**WHAT IS BEING ASKED:**
Extract the listing below in full, unchanged.

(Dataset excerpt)
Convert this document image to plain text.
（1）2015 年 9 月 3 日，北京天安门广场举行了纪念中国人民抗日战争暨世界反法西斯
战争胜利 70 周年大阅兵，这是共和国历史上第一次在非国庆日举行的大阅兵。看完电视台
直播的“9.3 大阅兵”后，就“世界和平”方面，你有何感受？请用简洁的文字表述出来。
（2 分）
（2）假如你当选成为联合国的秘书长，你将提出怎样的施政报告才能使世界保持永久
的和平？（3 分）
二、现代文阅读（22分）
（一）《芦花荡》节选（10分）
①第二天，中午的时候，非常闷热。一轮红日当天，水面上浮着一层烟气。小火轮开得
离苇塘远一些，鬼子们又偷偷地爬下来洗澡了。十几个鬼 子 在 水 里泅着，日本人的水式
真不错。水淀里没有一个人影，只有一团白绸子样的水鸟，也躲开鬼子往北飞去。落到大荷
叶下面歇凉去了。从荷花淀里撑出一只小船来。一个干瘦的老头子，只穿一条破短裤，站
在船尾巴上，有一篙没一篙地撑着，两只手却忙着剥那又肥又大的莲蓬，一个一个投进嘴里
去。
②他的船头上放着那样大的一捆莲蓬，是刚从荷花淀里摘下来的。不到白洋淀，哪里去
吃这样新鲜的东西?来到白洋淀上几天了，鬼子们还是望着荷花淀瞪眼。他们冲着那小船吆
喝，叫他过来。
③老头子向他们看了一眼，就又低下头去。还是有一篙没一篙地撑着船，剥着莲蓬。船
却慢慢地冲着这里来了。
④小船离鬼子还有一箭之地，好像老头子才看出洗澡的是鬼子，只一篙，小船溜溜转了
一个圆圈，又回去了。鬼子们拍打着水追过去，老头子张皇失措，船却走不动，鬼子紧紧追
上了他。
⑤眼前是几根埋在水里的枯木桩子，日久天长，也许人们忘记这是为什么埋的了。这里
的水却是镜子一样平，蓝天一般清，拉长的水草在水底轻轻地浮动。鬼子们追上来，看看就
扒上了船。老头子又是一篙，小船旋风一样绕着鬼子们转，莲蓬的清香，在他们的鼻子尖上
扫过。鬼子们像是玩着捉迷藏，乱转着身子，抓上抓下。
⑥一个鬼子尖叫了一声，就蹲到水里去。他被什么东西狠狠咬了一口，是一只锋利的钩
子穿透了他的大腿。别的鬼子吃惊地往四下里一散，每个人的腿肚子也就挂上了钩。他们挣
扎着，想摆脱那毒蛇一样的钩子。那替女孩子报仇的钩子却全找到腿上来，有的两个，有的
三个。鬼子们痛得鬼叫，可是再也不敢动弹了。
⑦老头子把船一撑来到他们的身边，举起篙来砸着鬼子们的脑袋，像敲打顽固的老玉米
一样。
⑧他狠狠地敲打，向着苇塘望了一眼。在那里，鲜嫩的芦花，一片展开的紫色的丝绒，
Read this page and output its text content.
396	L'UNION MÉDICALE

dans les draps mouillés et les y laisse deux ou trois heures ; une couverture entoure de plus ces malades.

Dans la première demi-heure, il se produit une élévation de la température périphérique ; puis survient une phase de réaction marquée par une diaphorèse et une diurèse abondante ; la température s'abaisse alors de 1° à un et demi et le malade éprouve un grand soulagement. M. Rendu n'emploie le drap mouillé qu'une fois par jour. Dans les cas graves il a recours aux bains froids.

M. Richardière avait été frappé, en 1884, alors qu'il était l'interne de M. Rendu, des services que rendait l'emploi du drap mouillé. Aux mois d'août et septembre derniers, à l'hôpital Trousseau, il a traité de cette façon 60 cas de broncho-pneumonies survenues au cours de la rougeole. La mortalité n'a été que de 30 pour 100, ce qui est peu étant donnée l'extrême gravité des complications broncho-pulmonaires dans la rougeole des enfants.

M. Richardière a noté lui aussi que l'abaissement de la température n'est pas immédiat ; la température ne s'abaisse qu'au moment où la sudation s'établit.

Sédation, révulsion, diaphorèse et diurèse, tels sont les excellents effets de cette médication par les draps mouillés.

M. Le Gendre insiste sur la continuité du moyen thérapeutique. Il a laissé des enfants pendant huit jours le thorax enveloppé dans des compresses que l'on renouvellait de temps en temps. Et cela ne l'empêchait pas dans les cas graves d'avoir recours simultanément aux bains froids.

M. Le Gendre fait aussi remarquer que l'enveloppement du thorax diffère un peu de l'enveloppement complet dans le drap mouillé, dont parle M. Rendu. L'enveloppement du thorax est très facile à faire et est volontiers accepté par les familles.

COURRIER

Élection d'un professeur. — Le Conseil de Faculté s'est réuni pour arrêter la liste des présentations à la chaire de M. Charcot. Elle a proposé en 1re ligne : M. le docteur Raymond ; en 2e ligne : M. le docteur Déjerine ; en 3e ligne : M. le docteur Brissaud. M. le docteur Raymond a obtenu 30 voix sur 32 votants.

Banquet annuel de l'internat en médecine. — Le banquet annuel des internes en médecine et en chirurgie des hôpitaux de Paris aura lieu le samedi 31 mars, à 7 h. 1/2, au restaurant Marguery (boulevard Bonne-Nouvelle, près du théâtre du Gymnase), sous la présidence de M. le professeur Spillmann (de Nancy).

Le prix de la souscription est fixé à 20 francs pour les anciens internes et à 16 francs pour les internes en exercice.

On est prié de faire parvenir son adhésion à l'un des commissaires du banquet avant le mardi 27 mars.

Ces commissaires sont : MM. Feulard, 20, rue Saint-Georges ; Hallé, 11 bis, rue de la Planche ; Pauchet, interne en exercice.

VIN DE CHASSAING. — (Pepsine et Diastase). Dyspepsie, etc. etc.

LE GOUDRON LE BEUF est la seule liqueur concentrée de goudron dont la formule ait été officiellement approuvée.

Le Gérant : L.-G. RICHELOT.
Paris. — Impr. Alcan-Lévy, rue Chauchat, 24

**FINAL ANSWER:**
Convert this document image to plain text.
（1）2015 年 9 月 3 日，北京天安门广场举行了纪念中国人民抗日战争暨世界反法西斯
战争胜利 70 周年大阅兵，这是共和国历史上第一次在非国庆日举行的大阅兵。看完电视台
直播的“9.3 大阅兵”后，就“世界和平”方面，你有何感受？请用简洁的文字表述出来。
（2 分）
（2）假如你当选成为联合国的秘书长，你将提出怎样的施政报告才能使世界保持永久
的和平？（3 分）
二、现代文阅读（22分）
（一）《芦花荡》节选（10分）
①第二天，中午的时候，非常闷热。一轮红日当天，水面上浮着一层烟气。小火轮开得
离苇塘远一些，鬼子们又偷偷地爬下来洗澡了。十几个鬼 子 在 水 里泅着，日本人的水式
真不错。水淀里没有一个人影，只有一团白绸子样的水鸟，也躲开鬼子往北飞去。落到大荷
叶下面歇凉去了。从荷花淀里撑出一只小船来。一个干瘦的老头子，只穿一条破短裤，站
在船尾巴上，有一篙没一篙地撑着，两只手却忙着剥那又肥又大的莲蓬，一个一个投进嘴里
去。
②他的船头上放着那样大的一捆莲蓬，是刚从荷花淀里摘下来的。不到白洋淀，哪里去
吃这样新鲜的东西?来到白洋淀上几天了，鬼子们还是望着荷花淀瞪眼。他们冲着那小船吆
喝，叫他过来。
③老头子向他们看了一眼，就又低下头去。还是有一篙没一篙地撑着船，剥着莲蓬。船
却慢慢地冲着这里来了。
④小船离鬼子还有一箭之地，好像老头子才看出洗澡的是鬼子，只一篙，小船溜溜转了
一个圆圈，又回去了。鬼子们拍打着水追过去，老头子张皇失措，船却走不动，鬼子紧紧追
上了他。
⑤眼前是几根埋在水里的枯木桩子，日久天长，也许人们忘记这是为什么埋的了。这里
的水却是镜子一样平，蓝天一般清，拉长的水草在水底轻轻地浮动。鬼子们追上来，看看就
扒上了船。老头子又是一篙，小船旋风一样绕着鬼子们转，莲蓬的清香，在他们的鼻子尖上
扫过。鬼子们像是玩着捉迷藏，乱转着身子，抓上抓下。
⑥一个鬼子尖叫了一声，就蹲到水里去。他被什么东西狠狠咬了一口，是一只锋利的钩
子穿透了他的大腿。别的鬼子吃惊地往四下里一散，每个人的腿肚子也就挂上了钩。他们挣
扎着，想摆脱那毒蛇一样的钩子。那替女孩子报仇的钩子却全找到腿上来，有的两个，有的
三个。鬼子们痛得鬼叫，可是再也不敢动弹了。
⑦老头子把船一撑来到他们的身边，举起篙来砸着鬼子们的脑袋，像敲打顽固的老玉米
一样。
⑧他狠狠地敲打，向着苇塘望了一眼。在那里，鲜嫩的芦花，一片展开的紫色的丝绒，
Read this page and output its text content.
396	L'UNION MÉDICALE

dans les draps mouillés et les y laisse deux ou trois heures ; une couverture entoure de plus ces malades.

Dans la première demi-heure, il se produit une élévation de la température périphérique ; puis survient une phase de réaction marquée par une diaphorèse et une diurèse abondante ; la température s'abaisse alors de 1° à un et demi et le malade éprouve un grand soulagement. M. Rendu n'emploie le drap mouillé qu'une fois par jour. Dans les cas graves il a recours aux bains froids.

M. Richardière avait été frappé, en 1884, alors qu'il était l'interne de M. Rendu, des services que rendait l'emploi du drap mouillé. Aux mois d'août et septembre derniers, à l'hôpital Trousseau, il a traité de cette façon 60 cas de broncho-pneumonies survenues au cours de la rougeole. La mortalité n'a été que de 30 pour 100, ce qui est peu étant donnée l'extrême gravité des complications broncho-pulmonaires dans la rougeole des enfants.

M. Richardière a noté lui aussi que l'abaissement de la température n'est pas immédiat ; la température ne s'abaisse qu'au moment où la sudation s'établit.

Sédation, révulsion, diaphorèse et diurèse, tels sont les excellents effets de cette médication par les draps mouillés.

M. Le Gendre insiste sur la continuité du moyen thérapeutique. Il a laissé des enfants pendant huit jours le thorax enveloppé dans des compresses que l'on renouvellait de temps en temps. Et cela ne l'empêchait pas dans les cas graves d'avoir recours simultanément aux bains froids.

M. Le Gendre fait aussi remarquer que l'enveloppement du thorax diffère un peu de l'enveloppement complet dans le drap mouillé, dont parle M. Rendu. L'enveloppement du thorax est très facile à faire et est volontiers accepté par les familles.

COURRIER

Élection d'un professeur. — Le Conseil de Faculté s'est réuni pour arrêter la liste des présentations à la chaire de M. Charcot. Elle a proposé en 1re ligne : M. le docteur Raymond ; en 2e ligne : M. le docteur Déjerine ; en 3e ligne : M. le docteur Brissaud. M. le docteur Raymond a obtenu 30 voix sur 32 votants.

Banquet annuel de l'internat en médecine. — Le banquet annuel des internes en médecine et en chirurgie des hôpitaux de Paris aura lieu le samedi 31 mars, à 7 h. 1/2, au restaurant Marguery (boulevard Bonne-Nouvelle, près du théâtre du Gymnase), sous la présidence de M. le professeur Spillmann (de Nancy).

Le prix de la souscription est fixé à 20 francs pour les anciens internes et à 16 francs pour les internes en exercice.

On est prié de faire parvenir son adhésion à l'un des commissaires du banquet avant le mardi 27 mars.

Ces commissaires sont : MM. Feulard, 20, rue Saint-Georges ; Hallé, 11 bis, rue de la Planche ; Pauchet, interne en exercice.

VIN DE CHASSAING. — (Pepsine et Diastase). Dyspepsie, etc. etc.

LE GOUDRON LE BEUF est la seule liqueur concentrée de goudron dont la formule ait été officiellement approuvée.

Le Gérant : L.-G. RICHELOT.
Paris. — Impr. Alcan-Lévy, rue Chauchat, 24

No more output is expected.